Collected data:
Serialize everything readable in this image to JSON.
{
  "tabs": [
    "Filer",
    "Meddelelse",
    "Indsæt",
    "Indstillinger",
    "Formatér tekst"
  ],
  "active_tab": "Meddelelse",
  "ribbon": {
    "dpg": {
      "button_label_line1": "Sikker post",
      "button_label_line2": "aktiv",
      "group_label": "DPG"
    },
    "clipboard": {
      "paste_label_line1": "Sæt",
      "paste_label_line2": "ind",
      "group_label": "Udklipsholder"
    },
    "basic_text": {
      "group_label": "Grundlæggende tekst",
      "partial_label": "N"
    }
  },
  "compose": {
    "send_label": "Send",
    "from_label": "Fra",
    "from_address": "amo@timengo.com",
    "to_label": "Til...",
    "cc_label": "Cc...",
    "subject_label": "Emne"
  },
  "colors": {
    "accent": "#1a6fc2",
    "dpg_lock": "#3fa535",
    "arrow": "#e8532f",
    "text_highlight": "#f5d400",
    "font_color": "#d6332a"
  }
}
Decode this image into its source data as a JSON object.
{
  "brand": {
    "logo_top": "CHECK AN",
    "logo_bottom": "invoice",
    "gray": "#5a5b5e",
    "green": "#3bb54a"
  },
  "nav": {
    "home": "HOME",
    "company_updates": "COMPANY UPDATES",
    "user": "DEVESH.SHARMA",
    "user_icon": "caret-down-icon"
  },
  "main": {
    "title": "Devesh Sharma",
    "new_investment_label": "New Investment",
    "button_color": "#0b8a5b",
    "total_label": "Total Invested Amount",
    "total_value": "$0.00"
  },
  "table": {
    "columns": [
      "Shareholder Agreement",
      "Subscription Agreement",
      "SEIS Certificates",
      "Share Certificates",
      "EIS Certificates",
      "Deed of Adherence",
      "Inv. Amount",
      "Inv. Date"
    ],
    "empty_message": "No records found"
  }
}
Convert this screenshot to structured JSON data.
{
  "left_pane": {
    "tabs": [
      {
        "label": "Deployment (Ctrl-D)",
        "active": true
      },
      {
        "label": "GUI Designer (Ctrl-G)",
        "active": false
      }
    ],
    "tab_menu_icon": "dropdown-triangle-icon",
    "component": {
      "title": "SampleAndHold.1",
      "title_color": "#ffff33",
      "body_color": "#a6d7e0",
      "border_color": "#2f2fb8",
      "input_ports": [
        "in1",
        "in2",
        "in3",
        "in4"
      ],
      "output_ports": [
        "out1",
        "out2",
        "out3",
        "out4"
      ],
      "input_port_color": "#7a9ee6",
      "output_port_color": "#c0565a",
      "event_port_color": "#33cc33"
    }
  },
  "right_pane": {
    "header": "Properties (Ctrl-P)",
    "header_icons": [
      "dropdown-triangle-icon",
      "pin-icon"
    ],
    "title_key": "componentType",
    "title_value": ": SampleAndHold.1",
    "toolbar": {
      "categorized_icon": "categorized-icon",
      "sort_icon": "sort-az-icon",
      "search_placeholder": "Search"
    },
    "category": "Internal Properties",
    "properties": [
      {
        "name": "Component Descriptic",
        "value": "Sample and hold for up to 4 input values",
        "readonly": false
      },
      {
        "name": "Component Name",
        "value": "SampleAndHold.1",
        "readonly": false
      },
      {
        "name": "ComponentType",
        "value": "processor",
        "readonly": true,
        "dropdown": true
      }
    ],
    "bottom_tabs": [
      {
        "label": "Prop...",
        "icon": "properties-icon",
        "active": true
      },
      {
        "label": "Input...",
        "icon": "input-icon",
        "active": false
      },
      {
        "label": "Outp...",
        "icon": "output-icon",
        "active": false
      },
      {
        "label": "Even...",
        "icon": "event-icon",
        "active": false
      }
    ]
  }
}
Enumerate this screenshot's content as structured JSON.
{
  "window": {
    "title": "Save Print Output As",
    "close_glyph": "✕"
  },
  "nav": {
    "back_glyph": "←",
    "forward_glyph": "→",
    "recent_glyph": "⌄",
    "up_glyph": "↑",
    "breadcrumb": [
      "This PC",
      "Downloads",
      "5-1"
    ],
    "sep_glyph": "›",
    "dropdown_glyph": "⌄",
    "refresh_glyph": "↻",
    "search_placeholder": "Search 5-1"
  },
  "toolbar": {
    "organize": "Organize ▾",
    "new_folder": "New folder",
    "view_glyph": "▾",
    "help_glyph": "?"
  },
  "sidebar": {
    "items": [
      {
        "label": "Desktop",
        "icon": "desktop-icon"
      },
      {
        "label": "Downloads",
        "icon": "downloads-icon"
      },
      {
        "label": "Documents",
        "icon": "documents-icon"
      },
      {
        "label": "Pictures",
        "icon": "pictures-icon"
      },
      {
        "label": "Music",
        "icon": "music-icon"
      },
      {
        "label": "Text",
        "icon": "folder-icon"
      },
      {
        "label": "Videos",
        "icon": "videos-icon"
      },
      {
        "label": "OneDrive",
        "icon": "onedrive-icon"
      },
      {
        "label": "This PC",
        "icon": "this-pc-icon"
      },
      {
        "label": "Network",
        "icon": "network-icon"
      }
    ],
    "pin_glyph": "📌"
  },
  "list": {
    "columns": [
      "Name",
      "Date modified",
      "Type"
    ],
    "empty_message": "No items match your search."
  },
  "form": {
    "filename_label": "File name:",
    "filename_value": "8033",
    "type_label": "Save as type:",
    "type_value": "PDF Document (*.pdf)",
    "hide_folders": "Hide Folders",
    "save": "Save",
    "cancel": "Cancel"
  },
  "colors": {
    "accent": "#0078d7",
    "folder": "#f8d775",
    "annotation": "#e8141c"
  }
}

WORK INSTRUCTIONS: Every line above needs to be retyped exactly.

FULL RESPONSE:
Serialize everything readable in this image to JSON.
{
  "tabs": [
    "Filer",
    "Meddelelse",
    "Indsæt",
    "Indstillinger",
    "Formatér tekst"
  ],
  "active_tab": "Meddelelse",
  "ribbon": {
    "dpg": {
      "button_label_line1": "Sikker post",
      "button_label_line2": "aktiv",
      "group_label": "DPG"
    },
    "clipboard": {
      "paste_label_line1": "Sæt",
      "paste_label_line2": "ind",
      "group_label": "Udklipsholder"
    },
    "basic_text": {
      "group_label": "Grundlæggende tekst",
      "partial_label": "N"
    }
  },
  "compose": {
    "send_label": "Send",
    "from_label": "Fra",
    "from_address": "amo@timengo.com",
    "to_label": "Til...",
    "cc_label": "Cc...",
    "subject_label": "Emne"
  },
  "colors": {
    "accent": "#1a6fc2",
    "dpg_lock": "#3fa535",
    "arrow": "#e8532f",
    "text_highlight": "#f5d400",
    "font_color": "#d6332a"
  }
}
Decode this image into its source data as a JSON object.
{
  "brand": {
    "logo_top": "CHECK AN",
    "logo_bottom": "invoice",
    "gray": "#5a5b5e",
    "green": "#3bb54a"
  },
  "nav": {
    "home": "HOME",
    "company_updates": "COMPANY UPDATES",
    "user": "DEVESH.SHARMA",
    "user_icon": "caret-down-icon"
  },
  "main": {
    "title": "Devesh Sharma",
    "new_investment_label": "New Investment",
    "button_color": "#0b8a5b",
    "total_label": "Total Invested Amount",
    "total_value": "$0.00"
  },
  "table": {
    "columns": [
      "Shareholder Agreement",
      "Subscription Agreement",
      "SEIS Certificates",
      "Share Certificates",
      "EIS Certificates",
      "Deed of Adherence",
      "Inv. Amount",
      "Inv. Date"
    ],
    "empty_message": "No records found"
  }
}
Convert this screenshot to structured JSON data.
{
  "left_pane": {
    "tabs": [
      {
        "label": "Deployment (Ctrl-D)",
        "active": true
      },
      {
        "label": "GUI Designer (Ctrl-G)",
        "active": false
      }
    ],
    "tab_menu_icon": "dropdown-triangle-icon",
    "component": {
      "title": "SampleAndHold.1",
      "title_color": "#ffff33",
      "body_color": "#a6d7e0",
      "border_color": "#2f2fb8",
      "input_ports": [
        "in1",
        "in2",
        "in3",
        "in4"
      ],
      "output_ports": [
        "out1",
        "out2",
        "out3",
        "out4"
      ],
      "input_port_color": "#7a9ee6",
      "output_port_color": "#c0565a",
      "event_port_color": "#33cc33"
    }
  },
  "right_pane": {
    "header": "Properties (Ctrl-P)",
    "header_icons": [
      "dropdown-triangle-icon",
      "pin-icon"
    ],
    "title_key": "componentType",
    "title_value": ": SampleAndHold.1",
    "toolbar": {
      "categorized_icon": "categorized-icon",
      "sort_icon": "sort-az-icon",
      "search_placeholder": "Search"
    },
    "category": "Internal Properties",
    "properties": [
      {
        "name": "Component Descriptic",
        "value": "Sample and hold for up to 4 input values",
        "readonly": false
      },
      {
        "name": "Component Name",
        "value": "SampleAndHold.1",
        "readonly": false
      },
      {
        "name": "ComponentType",
        "value": "processor",
        "readonly": true,
        "dropdown": true
      }
    ],
    "bottom_tabs": [
      {
        "label": "Prop...",
        "icon": "properties-icon",
        "active": true
      },
      {
        "label": "Input...",
        "icon": "input-icon",
        "active": false
      },
      {
        "label": "Outp...",
        "icon": "output-icon",
        "active": false
      },
      {
        "label": "Even...",
        "icon": "event-icon",
        "active": false
      }
    ]
  }
}
Enumerate this screenshot's content as structured JSON.
{
  "window": {
    "title": "Save Print Output As",
    "close_glyph": "✕"
  },
  "nav": {
    "back_glyph": "←",
    "forward_glyph": "→",
    "recent_glyph": "⌄",
    "up_glyph": "↑",
    "breadcrumb": [
      "This PC",
      "Downloads",
      "5-1"
    ],
    "sep_glyph": "›",
    "dropdown_glyph": "⌄",
    "refresh_glyph": "↻",
    "search_placeholder": "Search 5-1"
  },
  "toolbar": {
    "organize": "Organize ▾",
    "new_folder": "New folder",
    "view_glyph": "▾",
    "help_glyph": "?"
  },
  "sidebar": {
    "items": [
      {
        "label": "Desktop",
        "icon": "desktop-icon"
      },
      {
        "label": "Downloads",
        "icon": "downloads-icon"
      },
      {
        "label": "Documents",
        "icon": "documents-icon"
      },
      {
        "label": "Pictures",
        "icon": "pictures-icon"
      },
      {
        "label": "Music",
        "icon": "music-icon"
      },
      {
        "label": "Text",
        "icon": "folder-icon"
      },
      {
        "label": "Videos",
        "icon": "videos-icon"
      },
      {
        "label": "OneDrive",
        "icon": "onedrive-icon"
      },
      {
        "label": "This PC",
        "icon": "this-pc-icon"
      },
      {
        "label": "Network",
        "icon": "network-icon"
      }
    ],
    "pin_glyph": "📌"
  },
  "list": {
    "columns": [
      "Name",
      "Date modified",
      "Type"
    ],
    "empty_message": "No items match your search."
  },
  "form": {
    "filename_label": "File name:",
    "filename_value": "8033",
    "type_label": "Save as type:",
    "type_value": "PDF Document (*.pdf)",
    "hide_folders": "Hide Folders",
    "save": "Save",
    "cancel": "Cancel"
  },
  "colors": {
    "accent": "#0078d7",
    "folder": "#f8d775",
    "annotation": "#e8141c"
  }
}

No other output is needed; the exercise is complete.